Required task — Reproduce each of the following items word for word, leaving out the pictures.

begin Working data

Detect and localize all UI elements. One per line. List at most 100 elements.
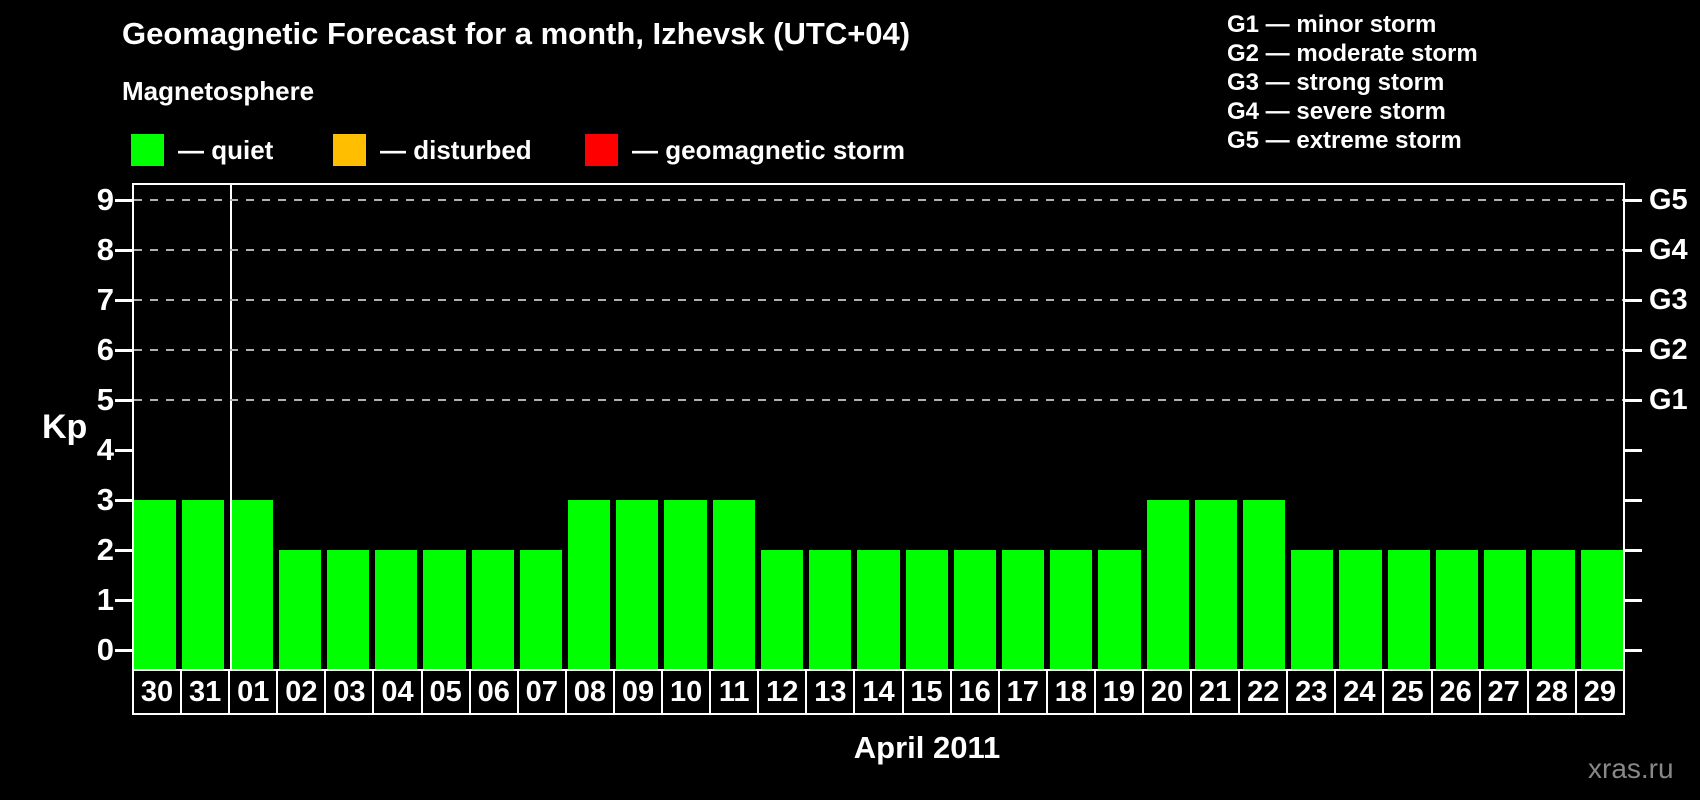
y-axis-tick-label: 5 [96,382,114,417]
bar-slot [1240,185,1288,669]
day-label-cell: 09 [612,669,664,715]
kp-bar-day-03 [326,550,370,669]
right-tick-kp-2 [1625,549,1642,552]
kp-bar-day-09 [616,500,659,669]
day-label-cell: 16 [949,669,1000,715]
y-axis-tick-label: 0 [96,632,114,667]
day-label-cell: 15 [901,669,952,715]
bar-slot [951,185,999,669]
day-label-cell: 27 [1478,669,1529,715]
gridline-kp-8 [134,249,1623,251]
y-axis-tick-label: 2 [96,532,114,567]
day-label-cell: 21 [1190,669,1241,715]
right-axis-label-G2: G2 [1649,334,1688,366]
kp-bar-day-16 [953,550,996,669]
day-label-cell: 12 [757,669,808,715]
day-label-cell: 11 [709,669,760,715]
day-label-cell: 22 [1238,669,1289,715]
bar-slot [1529,185,1577,669]
day-label-cell: 04 [372,669,423,715]
bar-slot [999,185,1047,669]
left-tick-kp-2 [115,549,132,552]
kp-bar-day-08 [567,500,611,669]
day-label-cell: 17 [997,669,1048,715]
bar-slot [1578,185,1623,669]
right-tick-kp-8 [1625,249,1642,252]
kp-bar-day-10 [664,500,707,669]
chart-title: Geomagnetic Forecast for a month, Izhevs… [122,16,911,51]
gridline-kp-9 [134,199,1623,201]
bar-slot [324,185,372,669]
left-tick-kp-7 [115,299,132,302]
y-axis-tick-label: 7 [96,282,114,317]
gridline-kp-5 [134,399,1623,401]
watermark: xras.ru [1588,753,1674,784]
bars-row [134,185,1623,669]
y-axis-tick-label: 4 [96,432,114,467]
right-axis-label-G5: G5 [1649,184,1688,216]
magnetosphere-label: Magnetosphere [122,76,315,106]
bar-slot [1144,185,1192,669]
kp-bar-day-24 [1339,550,1382,669]
kp-bar-day-19 [1098,550,1141,669]
y-axis-tick-label: 3 [96,482,114,517]
legend-item: — quiet [131,133,273,167]
kp-bar-day-28 [1532,550,1575,669]
right-axis-label-G1: G1 [1649,384,1688,416]
legend-item-label: — quiet [178,134,274,165]
bar-slot [179,185,227,669]
kp-bar-day-31 [182,500,225,669]
day-label-cell: 24 [1334,669,1385,715]
kp-bar-day-06 [471,550,514,669]
legend-swatch-icon [333,134,366,166]
kp-bar-day-29 [1580,550,1623,669]
day-label-cell: 06 [468,669,519,715]
bar-slot [517,185,565,669]
month-separator-line [230,185,232,669]
bar-slot [613,185,661,669]
left-tick-kp-4 [115,449,132,452]
bar-slot [903,185,951,669]
day-label-cell: 14 [853,669,904,715]
kp-bar-day-30 [134,500,177,669]
bar-slot [469,185,517,669]
storm-scale-legend-line: G5 — extreme storm [1227,127,1462,154]
bar-slot [1288,185,1336,669]
month-label: April 2011 [853,730,1001,765]
day-label-cell: 03 [324,669,375,715]
day-label-cell: 19 [1093,669,1144,715]
day-label-cell: 02 [276,669,327,715]
kp-bar-day-01 [230,500,273,669]
day-label-cell: 30 [132,669,183,715]
day-label-cell: 07 [516,669,567,715]
bar-slot [1192,185,1240,669]
gridline-kp-7 [134,299,1623,301]
y-axis-tick-label: 1 [96,582,114,617]
left-tick-kp-8 [115,249,132,252]
right-tick-kp-6 [1625,349,1642,352]
kp-bar-day-26 [1435,550,1479,669]
bar-slot [1336,185,1384,669]
legend-swatch-icon [131,134,164,166]
kp-bar-day-20 [1146,500,1189,669]
day-axis: 30 31 01 02 03 04 05 06 07 08 09 10 11 12 13 14 15 16 17 18… [132,669,1625,715]
day-label-cell: 25 [1382,669,1433,715]
y-axis-tick-label: 8 [96,232,114,267]
kp-bar-day-05 [423,550,466,669]
kp-bar-day-23 [1291,550,1334,669]
day-label-cell: 05 [420,669,471,715]
bar-slot [134,185,179,669]
plot-area: 0 1 2 3 4 5 6 7 8 9 G1 G2 G3 G4 G5 [97,182,1688,669]
right-tick-kp-0 [1625,649,1642,652]
kp-bar-day-18 [1050,550,1093,669]
bar-slot [420,185,468,669]
day-label-cell: 28 [1526,669,1577,715]
bar-slot [565,185,613,669]
right-tick-kp-1 [1625,599,1642,602]
kp-bar-day-27 [1484,550,1527,669]
kp-bar-day-04 [375,550,418,669]
left-tick-kp-6 [115,349,132,352]
bar-slot [710,185,758,669]
right-axis-label-G4: G4 [1649,234,1688,266]
day-label-cell: 18 [1045,669,1096,715]
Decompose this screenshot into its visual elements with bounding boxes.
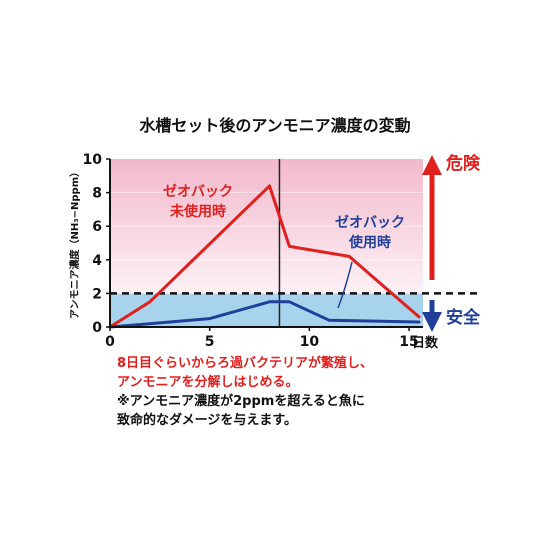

end Working data

Worked answer —
Detect and localize all UI elements. One per line. List at most 100 elements.
y-axis-tick-label: 5 [96,382,114,417]
bar-slot [1240,185,1288,669]
day-label-cell: 09 [612,669,664,715]
kp-bar-day-03 [326,550,370,669]
right-tick-kp-2 [1625,549,1642,552]
kp-bar-day-09 [616,500,659,669]
day-label-cell: 16 [949,669,1000,715]
y-axis-tick-label: 0 [96,632,114,667]
day-label-cell: 15 [901,669,952,715]
bar-slot [951,185,999,669]
day-label-cell: 27 [1478,669,1529,715]
gridline-kp-8 [134,249,1623,251]
y-axis-tick-label: 2 [96,532,114,567]
day-label-cell: 21 [1190,669,1241,715]
right-axis-label-G2: G2 [1649,334,1688,366]
kp-bar-day-16 [953,550,996,669]
day-label-cell: 12 [757,669,808,715]
day-label-cell: 11 [709,669,760,715]
day-label-cell: 22 [1238,669,1289,715]
bar-slot [1529,185,1577,669]
day-label-cell: 04 [372,669,423,715]
bar-slot [999,185,1047,669]
left-tick-kp-2 [115,549,132,552]
kp-bar-day-08 [567,500,611,669]
day-label-cell: 17 [997,669,1048,715]
bar-slot [1578,185,1623,669]
right-tick-kp-8 [1625,249,1642,252]
kp-bar-day-10 [664,500,707,669]
chart-title: Geomagnetic Forecast for a month, Izhevs… [122,16,911,51]
gridline-kp-9 [134,199,1623,201]
bar-slot [324,185,372,669]
left-tick-kp-7 [115,299,132,302]
y-axis-tick-label: 7 [96,282,114,317]
gridline-kp-5 [134,399,1623,401]
watermark: xras.ru [1588,753,1674,784]
bars-row [134,185,1623,669]
y-axis-tick-label: 4 [96,432,114,467]
right-axis-label-G5: G5 [1649,184,1688,216]
magnetosphere-label: Magnetosphere [122,76,315,106]
bar-slot [1144,185,1192,669]
kp-bar-day-24 [1339,550,1382,669]
kp-bar-day-19 [1098,550,1141,669]
y-axis-tick-label: 3 [96,482,114,517]
legend-item: — quiet [131,133,273,167]
kp-bar-day-28 [1532,550,1575,669]
right-axis-label-G1: G1 [1649,384,1688,416]
legend-item-label: — quiet [178,134,274,165]
bar-slot [179,185,227,669]
kp-bar-day-31 [182,500,225,669]
day-label-cell: 24 [1334,669,1385,715]
kp-bar-day-06 [471,550,514,669]
legend-swatch-icon [333,134,366,166]
kp-bar-day-29 [1580,550,1623,669]
day-label-cell: 06 [468,669,519,715]
bar-slot [517,185,565,669]
month-separator-line [230,185,232,669]
bar-slot [613,185,661,669]
left-tick-kp-4 [115,449,132,452]
bar-slot [903,185,951,669]
day-label-cell: 14 [853,669,904,715]
kp-bar-day-30 [134,500,177,669]
bar-slot [469,185,517,669]
storm-scale-legend-line: G5 — extreme storm [1227,127,1462,154]
bar-slot [1288,185,1336,669]
month-label: April 2011 [853,730,1001,765]
day-label-cell: 03 [324,669,375,715]
day-label-cell: 19 [1093,669,1144,715]
day-label-cell: 02 [276,669,327,715]
kp-bar-day-01 [230,500,273,669]
day-label-cell: 30 [132,669,183,715]
day-label-cell: 07 [516,669,567,715]
bar-slot [1192,185,1240,669]
gridline-kp-7 [134,299,1623,301]
y-axis-tick-label: 1 [96,582,114,617]
left-tick-kp-8 [115,249,132,252]
right-tick-kp-6 [1625,349,1642,352]
kp-bar-day-26 [1435,550,1479,669]
bar-slot [1336,185,1384,669]
legend-swatch-icon [131,134,164,166]
kp-bar-day-20 [1146,500,1189,669]
day-axis: 30 31 01 02 03 04 05 06 07 08 09 10 11 12 13 14 15 16 17 18… [132,669,1625,715]
day-label-cell: 25 [1382,669,1433,715]
y-axis-tick-label: 8 [96,232,114,267]
kp-bar-day-05 [423,550,466,669]
kp-bar-day-23 [1291,550,1334,669]
day-label-cell: 05 [420,669,471,715]
bar-slot [134,185,179,669]
plot-area: 0 1 2 3 4 5 6 7 8 9 G1 G2 G3 G4 G5 [97,182,1688,669]
right-tick-kp-0 [1625,649,1642,652]
kp-bar-day-18 [1050,550,1093,669]
bar-slot [420,185,468,669]
day-label-cell: 28 [1526,669,1577,715]
bar-slot [565,185,613,669]
right-tick-kp-1 [1625,599,1642,602]
kp-bar-day-27 [1484,550,1527,669]
kp-bar-day-04 [375,550,418,669]
left-tick-kp-6 [115,349,132,352]
bar-slot [710,185,758,669]
right-axis-label-G4: G4 [1649,234,1688,266]
day-label-cell: 18 [1045,669,1096,715]
Decompose this screenshot into its visual elements with bounding boxes.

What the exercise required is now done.